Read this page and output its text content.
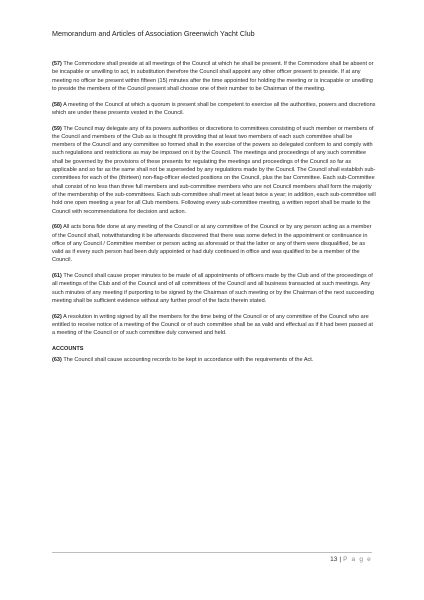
Memorandum and Articles of Association Greenwich Yacht Club

(57) The Commodore shall preside at all meetings of the Council at which he shall be present. If the Commodore shall be absent or be incapable or unwilling to act, in substitution therefore the Council shall appoint any other officer present to preside. If at any meeting no officer be present within fifteen (15) minutes after the time appointed for holding the meeting or is incapable or unwilling to preside the members of the Council present shall choose one of their number to be Chairman of the meeting.

(58) A meeting of the Council at which a quorum is present shall be competent to exercise all the authorities, powers and discretions which are under these presents vested in the Council.

(59) The Council may delegate any of its powers authorities or discretions to committees consisting of such member or members of the Council and members of the Club as is thought fit providing that at least two members of each such committee shall be members of the Council and any committee so formed shall in the exercise of the powers so delegated conform to and comply with such regulations and restrictions as may be imposed on it by the Council. The meetings and proceedings of any such committee shall be governed by the provisions of these presents for regulating the meetings and proceedings of the Council so far as applicable and so far as the same shall not be superseded by any regulations made by the Council. The Council shall establish sub-committees for each of the (thirteen) non-flag-officer elected positions on the Council, plus the bar Committee. Each sub-Committee shall consist of no less than three full members and sub-committee members who are not Council members shall form the majority of the membership of the sub-committees. Each sub-committee shall meet at least twice a year; in addition, each sub-committee will hold one open meeting a year for all Club members. Following every sub-committee meeting, a written report shall be made to the Council with recommendations for decision and action.

(60) All acts bona fide done at any meeting of the Council or at any committee of the Council or by any person acting as a member of the Council shall, notwithstanding it be afterwards discovered that there was some defect in the appointment or continuance in office of any Council / Committee member or person acting as aforesaid or that the latter or any of them were disqualified, be as valid as if every such person had been duly appointed or had duly continued in office and was qualified to be a member of the Council.

(61) The Council shall cause proper minutes to be made of all appointments of officers made by the Club and of the proceedings of all meetings of the Club and of the Council and of all committees of the Council and all business transacted at such meetings. Any such minutes of any meeting if purporting to be signed by the Chairman of such meeting or by the Chairman of the next succeeding meeting shall be sufficient evidence without any further proof of the facts therein stated.

(62) A resolution in writing signed by all the members for the time being of the Council or of any committee of the Council who are entitled to receive notice of a meeting of the Council or of such committee shall be as valid and effectual as if it had been passed at a meeting of the Council or of such committee duly convened and held.

ACCOUNTS

(63) The Council shall cause accounting records to be kept in accordance with the requirements of the Act.

13 | P a g e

————

What you are asked to do
Go through the listing above and locate each line that holds the word "Chairman". Copy those lines.

Problem solution
(57) The Commodore shall preside at all meetings of the Council at which he shall be present. If the Commodore shall be absent or be incapable or unwilling to act, in substitution therefore the Council shall appoint any other officer present to preside. If at any meeting no officer be present within fifteen (15) minutes after the time appointed for holding the meeting or is incapable or unwilling to preside the members of the Council present shall choose one of their number to be Chairman of the meeting.
(61) The Council shall cause proper minutes to be made of all appointments of officers made by the Club and of the proceedings of all meetings of the Club and of the Council and of all committees of the Council and all business transacted at such meetings. Any such minutes of any meeting if purporting to be signed by the Chairman of such meeting or by the Chairman of the next succeeding meeting shall be sufficient evidence without any further proof of the facts therein stated.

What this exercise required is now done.